Of all the lines here, how many include the string "Hagmeier"? Answer with the number only.

☆ ☆ ☆ ☆ ☆ ☆ ☆

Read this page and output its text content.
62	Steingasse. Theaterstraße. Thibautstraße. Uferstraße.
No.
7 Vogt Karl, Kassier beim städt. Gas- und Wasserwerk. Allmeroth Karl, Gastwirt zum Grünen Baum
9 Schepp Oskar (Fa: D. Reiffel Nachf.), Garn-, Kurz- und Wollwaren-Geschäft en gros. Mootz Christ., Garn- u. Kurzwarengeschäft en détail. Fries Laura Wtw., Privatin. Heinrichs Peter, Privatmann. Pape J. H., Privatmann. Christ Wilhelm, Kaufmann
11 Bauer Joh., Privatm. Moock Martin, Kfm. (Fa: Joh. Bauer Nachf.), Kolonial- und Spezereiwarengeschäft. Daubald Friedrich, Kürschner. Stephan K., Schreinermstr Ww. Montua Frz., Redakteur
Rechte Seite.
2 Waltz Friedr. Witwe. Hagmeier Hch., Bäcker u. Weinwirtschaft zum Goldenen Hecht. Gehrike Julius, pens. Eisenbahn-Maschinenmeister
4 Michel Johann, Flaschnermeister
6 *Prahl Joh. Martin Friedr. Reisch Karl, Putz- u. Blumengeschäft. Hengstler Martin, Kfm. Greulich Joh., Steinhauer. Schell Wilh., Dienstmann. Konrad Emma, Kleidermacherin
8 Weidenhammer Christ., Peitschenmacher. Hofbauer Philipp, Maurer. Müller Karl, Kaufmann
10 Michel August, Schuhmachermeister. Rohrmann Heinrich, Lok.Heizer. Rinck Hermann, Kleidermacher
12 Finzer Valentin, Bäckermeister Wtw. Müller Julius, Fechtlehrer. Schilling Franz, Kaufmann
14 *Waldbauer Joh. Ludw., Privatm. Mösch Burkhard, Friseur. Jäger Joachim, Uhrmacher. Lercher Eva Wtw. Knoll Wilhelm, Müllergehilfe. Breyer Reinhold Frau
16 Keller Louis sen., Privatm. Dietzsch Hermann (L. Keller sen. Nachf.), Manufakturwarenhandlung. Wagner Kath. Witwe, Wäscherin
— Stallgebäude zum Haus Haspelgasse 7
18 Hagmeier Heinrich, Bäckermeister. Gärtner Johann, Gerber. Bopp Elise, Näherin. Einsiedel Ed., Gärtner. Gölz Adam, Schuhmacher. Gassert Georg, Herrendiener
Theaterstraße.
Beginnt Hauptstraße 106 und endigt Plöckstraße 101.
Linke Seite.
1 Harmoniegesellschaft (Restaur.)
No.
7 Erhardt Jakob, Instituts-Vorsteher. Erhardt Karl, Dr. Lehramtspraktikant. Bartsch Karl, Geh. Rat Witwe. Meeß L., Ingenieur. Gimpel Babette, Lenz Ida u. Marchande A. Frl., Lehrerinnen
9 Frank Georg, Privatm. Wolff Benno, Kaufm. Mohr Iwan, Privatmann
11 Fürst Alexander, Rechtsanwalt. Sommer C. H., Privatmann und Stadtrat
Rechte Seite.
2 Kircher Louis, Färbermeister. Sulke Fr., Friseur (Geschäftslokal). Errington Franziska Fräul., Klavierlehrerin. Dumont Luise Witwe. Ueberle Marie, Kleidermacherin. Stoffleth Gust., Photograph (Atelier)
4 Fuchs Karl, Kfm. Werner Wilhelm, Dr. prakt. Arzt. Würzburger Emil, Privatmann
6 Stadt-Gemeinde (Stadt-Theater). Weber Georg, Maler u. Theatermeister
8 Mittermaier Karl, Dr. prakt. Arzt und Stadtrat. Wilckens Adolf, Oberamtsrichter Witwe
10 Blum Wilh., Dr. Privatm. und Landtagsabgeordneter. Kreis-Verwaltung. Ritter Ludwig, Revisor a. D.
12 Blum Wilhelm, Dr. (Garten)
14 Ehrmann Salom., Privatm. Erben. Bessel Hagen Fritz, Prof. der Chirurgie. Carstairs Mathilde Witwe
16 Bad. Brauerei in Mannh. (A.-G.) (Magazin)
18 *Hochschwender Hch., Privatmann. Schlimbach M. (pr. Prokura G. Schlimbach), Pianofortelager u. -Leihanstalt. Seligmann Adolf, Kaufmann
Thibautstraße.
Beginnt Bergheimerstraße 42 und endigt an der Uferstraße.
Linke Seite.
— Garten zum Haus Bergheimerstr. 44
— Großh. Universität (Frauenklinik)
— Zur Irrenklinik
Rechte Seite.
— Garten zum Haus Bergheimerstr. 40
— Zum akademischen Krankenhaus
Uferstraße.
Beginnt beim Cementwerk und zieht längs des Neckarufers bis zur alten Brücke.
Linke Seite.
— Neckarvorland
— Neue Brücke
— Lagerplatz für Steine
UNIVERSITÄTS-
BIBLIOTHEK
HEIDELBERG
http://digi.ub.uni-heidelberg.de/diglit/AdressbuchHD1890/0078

☆ ☆ ☆ ☆ ☆ ☆ ☆

● **Answer for this exercise**: 2